■ **TEXT FOR ANALYSIS**:
__________________________________________________
Hi,
I am trying to copy a 800x600 frame captured from the HDMI input into a bigger frame for output and its working great. Here is the code (pretty simple).
out_frame = hdmi_out.newframe()
for _ in range(numframes):
f = hdmi_in.readframe()
out_frame[0:600, 0:800] = f[0:600, 0:800]
hdmi_out.writeframe(out_frame)
The thing is that it is not a fast as needed (Pynq Z2 - 20fps).
My question is: How can I improve that?
-
Maybe adding and IP that can do the copying process on logic? I thinks it is the best approach but out of reach for my skills right know.
-
Maybe an optimized way of copying the frame that I don’t know
In the end what I need to do is a configurable PiP where the main source is a python generated graphic and the overlay is the HDMI input.
I’d love to hear your thoughts.
Thanks!
Have you tried setting cacheable_frames=False
as shown in cell 7 of the HDMI introduction notebook?
On ZYNQ-7000 we get limited by how quickly we can flush the cache so if your computation is simple you might get a significant bump by disabling the cache for frames entirely.
Peter
Thanks Peter!
It made a difference 20 → 27fps. That is a lot. I think I need to push this number a bit further so I suppose I need to explore a hardware solution instead. is’n It?
You might be able to do something somewhat hacky using the existing base overlay - note that this hasn’t been tested it’s just a sketch of an idea.
The key is seeing that the VideoMode
class has a stride
attribute which sets the offset of each line. By default it’s the number of bytes in a line as the frame is contiguous but that’s not necessary.
__________________________________________________
■ **RECORD SET**:
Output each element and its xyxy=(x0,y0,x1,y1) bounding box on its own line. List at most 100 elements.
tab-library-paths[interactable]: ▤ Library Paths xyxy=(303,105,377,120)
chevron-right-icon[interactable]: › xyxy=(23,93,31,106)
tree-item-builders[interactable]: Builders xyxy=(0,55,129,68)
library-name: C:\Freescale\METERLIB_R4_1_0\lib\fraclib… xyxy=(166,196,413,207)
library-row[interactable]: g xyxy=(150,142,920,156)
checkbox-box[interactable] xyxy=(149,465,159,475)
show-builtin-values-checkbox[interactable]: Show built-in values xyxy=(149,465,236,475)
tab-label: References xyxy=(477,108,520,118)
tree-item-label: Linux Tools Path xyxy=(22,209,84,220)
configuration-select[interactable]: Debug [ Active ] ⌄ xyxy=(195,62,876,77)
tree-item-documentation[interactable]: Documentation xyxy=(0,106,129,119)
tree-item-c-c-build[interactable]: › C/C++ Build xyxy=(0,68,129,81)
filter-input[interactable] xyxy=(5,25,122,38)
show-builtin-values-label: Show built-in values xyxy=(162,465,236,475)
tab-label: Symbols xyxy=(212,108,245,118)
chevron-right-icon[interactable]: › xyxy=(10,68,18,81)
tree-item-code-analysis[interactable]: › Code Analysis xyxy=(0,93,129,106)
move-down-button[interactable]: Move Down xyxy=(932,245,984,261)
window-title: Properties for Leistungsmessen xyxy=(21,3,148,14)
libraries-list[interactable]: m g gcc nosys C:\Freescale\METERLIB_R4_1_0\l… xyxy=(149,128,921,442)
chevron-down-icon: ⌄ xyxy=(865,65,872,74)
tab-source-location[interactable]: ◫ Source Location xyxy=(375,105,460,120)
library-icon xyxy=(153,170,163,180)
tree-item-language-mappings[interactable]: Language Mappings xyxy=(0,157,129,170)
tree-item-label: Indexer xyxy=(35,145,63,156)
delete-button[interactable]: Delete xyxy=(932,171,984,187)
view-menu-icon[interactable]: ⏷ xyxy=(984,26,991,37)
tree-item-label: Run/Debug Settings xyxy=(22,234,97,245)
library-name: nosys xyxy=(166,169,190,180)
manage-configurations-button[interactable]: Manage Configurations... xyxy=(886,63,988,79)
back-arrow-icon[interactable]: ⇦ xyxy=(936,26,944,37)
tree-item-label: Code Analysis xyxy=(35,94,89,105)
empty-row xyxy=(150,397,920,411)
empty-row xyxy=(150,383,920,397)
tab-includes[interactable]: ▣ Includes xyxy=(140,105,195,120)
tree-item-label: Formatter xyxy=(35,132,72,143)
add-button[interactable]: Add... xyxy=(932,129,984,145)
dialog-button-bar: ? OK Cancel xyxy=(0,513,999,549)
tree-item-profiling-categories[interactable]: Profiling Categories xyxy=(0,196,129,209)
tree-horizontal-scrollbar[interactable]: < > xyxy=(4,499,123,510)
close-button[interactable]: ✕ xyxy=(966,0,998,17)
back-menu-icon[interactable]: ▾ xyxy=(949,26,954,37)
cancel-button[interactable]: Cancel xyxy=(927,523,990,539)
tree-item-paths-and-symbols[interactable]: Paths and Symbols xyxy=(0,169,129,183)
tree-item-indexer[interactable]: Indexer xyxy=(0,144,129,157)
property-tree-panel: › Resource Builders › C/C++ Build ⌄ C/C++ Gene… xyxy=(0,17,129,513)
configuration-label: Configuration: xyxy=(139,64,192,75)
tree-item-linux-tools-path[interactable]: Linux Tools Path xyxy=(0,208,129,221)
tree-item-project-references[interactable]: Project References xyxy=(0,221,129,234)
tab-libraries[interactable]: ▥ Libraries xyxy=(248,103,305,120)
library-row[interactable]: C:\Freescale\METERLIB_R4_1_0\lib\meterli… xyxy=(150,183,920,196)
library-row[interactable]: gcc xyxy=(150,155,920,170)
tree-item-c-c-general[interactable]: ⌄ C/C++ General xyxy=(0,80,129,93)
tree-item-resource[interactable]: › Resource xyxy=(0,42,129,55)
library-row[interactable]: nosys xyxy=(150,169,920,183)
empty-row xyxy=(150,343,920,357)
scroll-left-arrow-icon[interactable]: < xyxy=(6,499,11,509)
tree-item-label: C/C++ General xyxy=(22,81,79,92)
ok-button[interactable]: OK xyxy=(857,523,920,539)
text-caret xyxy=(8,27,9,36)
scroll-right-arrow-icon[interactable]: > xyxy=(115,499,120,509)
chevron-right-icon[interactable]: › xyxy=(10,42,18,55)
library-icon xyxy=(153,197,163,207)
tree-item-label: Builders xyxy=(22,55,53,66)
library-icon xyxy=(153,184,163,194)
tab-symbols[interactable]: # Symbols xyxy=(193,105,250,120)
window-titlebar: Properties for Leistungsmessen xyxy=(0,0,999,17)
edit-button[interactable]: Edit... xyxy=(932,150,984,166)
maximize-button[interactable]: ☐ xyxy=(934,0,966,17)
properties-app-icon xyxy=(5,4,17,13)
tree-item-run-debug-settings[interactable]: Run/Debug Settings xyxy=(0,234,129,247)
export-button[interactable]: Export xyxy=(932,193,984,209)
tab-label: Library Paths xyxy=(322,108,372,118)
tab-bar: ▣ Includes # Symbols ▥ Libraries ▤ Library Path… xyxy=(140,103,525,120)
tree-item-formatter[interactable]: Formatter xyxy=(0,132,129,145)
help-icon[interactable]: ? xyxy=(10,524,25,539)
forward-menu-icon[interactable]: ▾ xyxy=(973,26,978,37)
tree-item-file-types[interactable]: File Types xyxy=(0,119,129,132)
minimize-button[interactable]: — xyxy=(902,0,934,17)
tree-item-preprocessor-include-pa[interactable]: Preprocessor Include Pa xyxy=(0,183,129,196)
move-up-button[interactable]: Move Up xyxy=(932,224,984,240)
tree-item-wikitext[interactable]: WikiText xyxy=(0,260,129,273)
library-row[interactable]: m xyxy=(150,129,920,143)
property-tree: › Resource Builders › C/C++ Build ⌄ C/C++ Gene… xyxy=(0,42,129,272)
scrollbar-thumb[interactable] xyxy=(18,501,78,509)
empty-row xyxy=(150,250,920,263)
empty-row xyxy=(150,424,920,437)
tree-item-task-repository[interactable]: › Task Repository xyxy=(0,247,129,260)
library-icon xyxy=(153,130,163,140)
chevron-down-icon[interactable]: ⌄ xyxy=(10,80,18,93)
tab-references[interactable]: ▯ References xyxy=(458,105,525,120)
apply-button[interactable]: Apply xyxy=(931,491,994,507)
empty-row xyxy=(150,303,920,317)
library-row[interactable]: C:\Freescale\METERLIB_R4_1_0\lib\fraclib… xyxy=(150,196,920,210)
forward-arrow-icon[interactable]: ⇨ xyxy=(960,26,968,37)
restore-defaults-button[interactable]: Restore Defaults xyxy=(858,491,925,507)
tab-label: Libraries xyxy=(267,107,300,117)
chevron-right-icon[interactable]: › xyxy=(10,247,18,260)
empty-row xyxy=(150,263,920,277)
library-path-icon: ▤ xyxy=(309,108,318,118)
__________________________________________________
■ **TASKS TO CARRY OUT**:
(1) Could you quote the HDMI frame-copying thread word for word, starting at "On ZYNQ-7000 we" and ending at "of an idea."?
(2) Can you extend the HDMI frame-copying thread, picking up right after its last sentence?

■ **RESULTS FOR THE EXERCISE**:
(1)
On ZYNQ-7000 we get limited by how quickly we can flush the cache so if your computation is simple you might get a significant bump by disabling the cache for frames entirely.
Peter
Thanks Peter!
It made a difference 20 → 27fps. That is a lot. I think I need to push this number a bit further so I suppose I need to explore a hardware solution instead. is’n It?
You might be able to do something somewhat hacky using the existing base overlay - note that this hasn’t been tested it’s just a sketch of an idea.

(2)
If your output frame is smaller than your input frame (as seems to be implied in your post) you set the hdmi_out.mode to have the same stride as hdmi_in.mode. Now you can pass the create an output frame referencing the same buffer out_frame = in_frame[0:600,0:800]
and pass that directly to hdmi_out.writeframe
.
If the output is bigger that’s more painful as we don’t have a way to overallocate the number of lines as part of the video mode so you’d need to work out how to modify the existing Python code to do that.
Peter
Thanks again!
As you say the output is bigger 1280x720, and the input 800x600. The idea is to have some kind of background where the HDMI input is overlayed. Maybe this is too much for a Z2, or maybe the only way is having a logic on the FPGA that could do the copying via VDMA. In my mind the idea is to have two framebuffers that the logic will blend without Python having to intervene. But for that I need to hire someone, it would take me weeks to figure it out if even possible.
Thanks a lot for your help!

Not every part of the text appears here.